• _Given data_:
## Start
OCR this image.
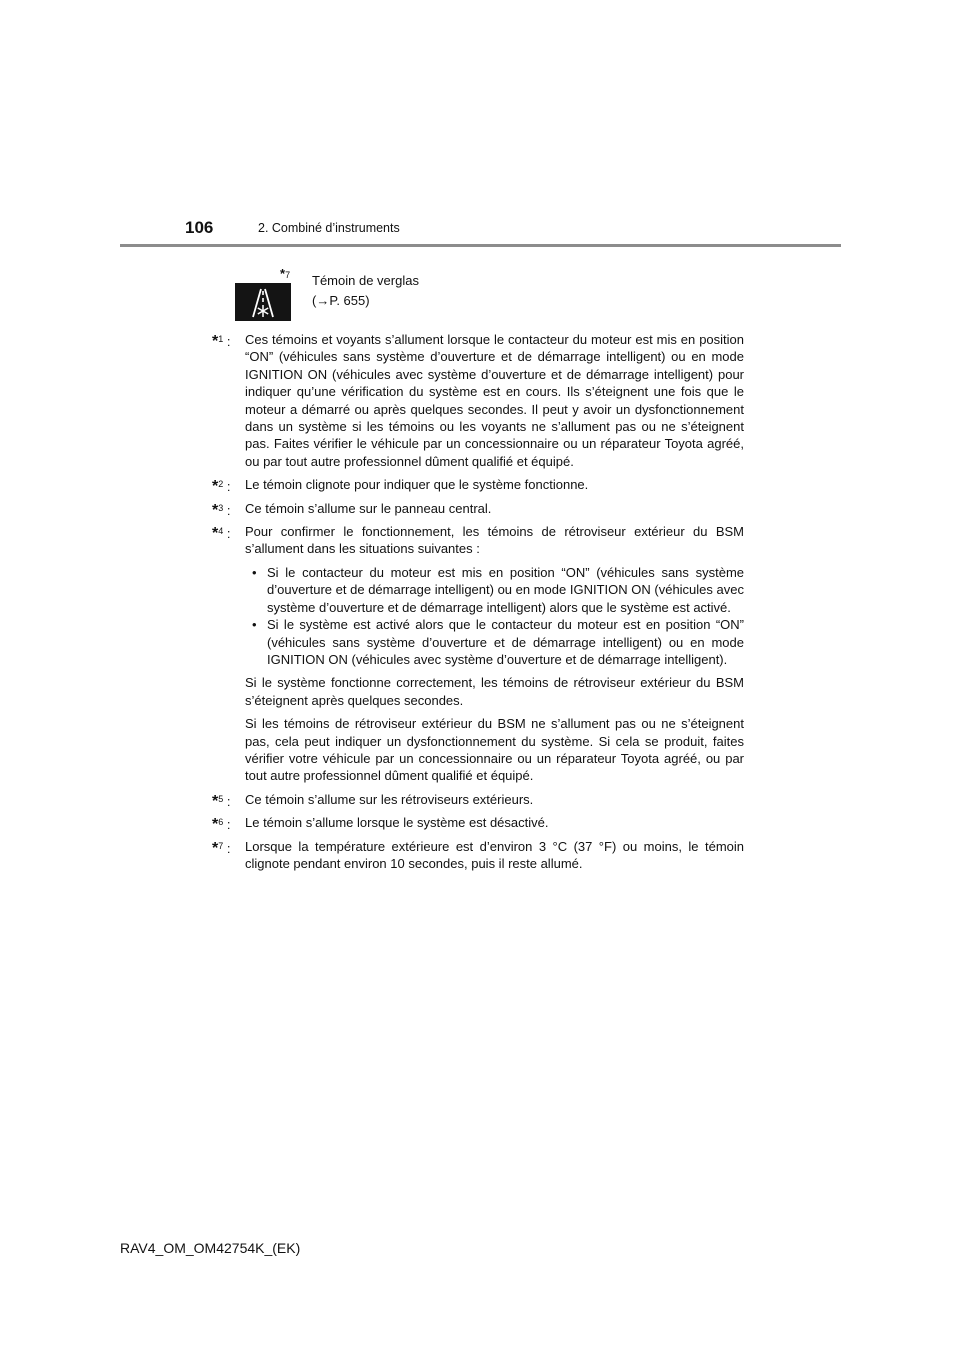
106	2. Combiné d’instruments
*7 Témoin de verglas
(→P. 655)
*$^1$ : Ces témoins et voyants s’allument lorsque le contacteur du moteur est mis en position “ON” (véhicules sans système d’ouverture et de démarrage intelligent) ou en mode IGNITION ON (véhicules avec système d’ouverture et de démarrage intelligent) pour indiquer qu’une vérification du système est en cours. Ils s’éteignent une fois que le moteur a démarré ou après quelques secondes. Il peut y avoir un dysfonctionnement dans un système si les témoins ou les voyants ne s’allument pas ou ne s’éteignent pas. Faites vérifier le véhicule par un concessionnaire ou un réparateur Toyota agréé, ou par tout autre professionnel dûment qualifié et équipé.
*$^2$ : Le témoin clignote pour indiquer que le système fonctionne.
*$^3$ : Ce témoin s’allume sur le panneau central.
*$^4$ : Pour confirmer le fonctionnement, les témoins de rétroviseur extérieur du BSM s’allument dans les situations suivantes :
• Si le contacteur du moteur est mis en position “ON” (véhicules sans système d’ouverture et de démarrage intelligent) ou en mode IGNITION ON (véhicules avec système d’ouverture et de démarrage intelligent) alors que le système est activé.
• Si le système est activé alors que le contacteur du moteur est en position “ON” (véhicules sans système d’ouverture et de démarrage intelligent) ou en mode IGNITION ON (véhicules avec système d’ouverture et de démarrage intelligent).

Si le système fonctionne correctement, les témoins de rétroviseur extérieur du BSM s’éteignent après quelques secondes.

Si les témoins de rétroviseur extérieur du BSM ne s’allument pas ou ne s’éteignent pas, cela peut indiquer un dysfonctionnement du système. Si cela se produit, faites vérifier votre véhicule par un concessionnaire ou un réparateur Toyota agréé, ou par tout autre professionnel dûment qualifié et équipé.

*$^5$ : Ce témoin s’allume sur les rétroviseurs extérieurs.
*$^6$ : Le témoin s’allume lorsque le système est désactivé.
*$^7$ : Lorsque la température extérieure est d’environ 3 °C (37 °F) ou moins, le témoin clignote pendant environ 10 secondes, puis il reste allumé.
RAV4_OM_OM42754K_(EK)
## End
• _Set task_:
In the listing, find every line with the word "alors" and state how many there are, nothing more.

• _Solution_:
2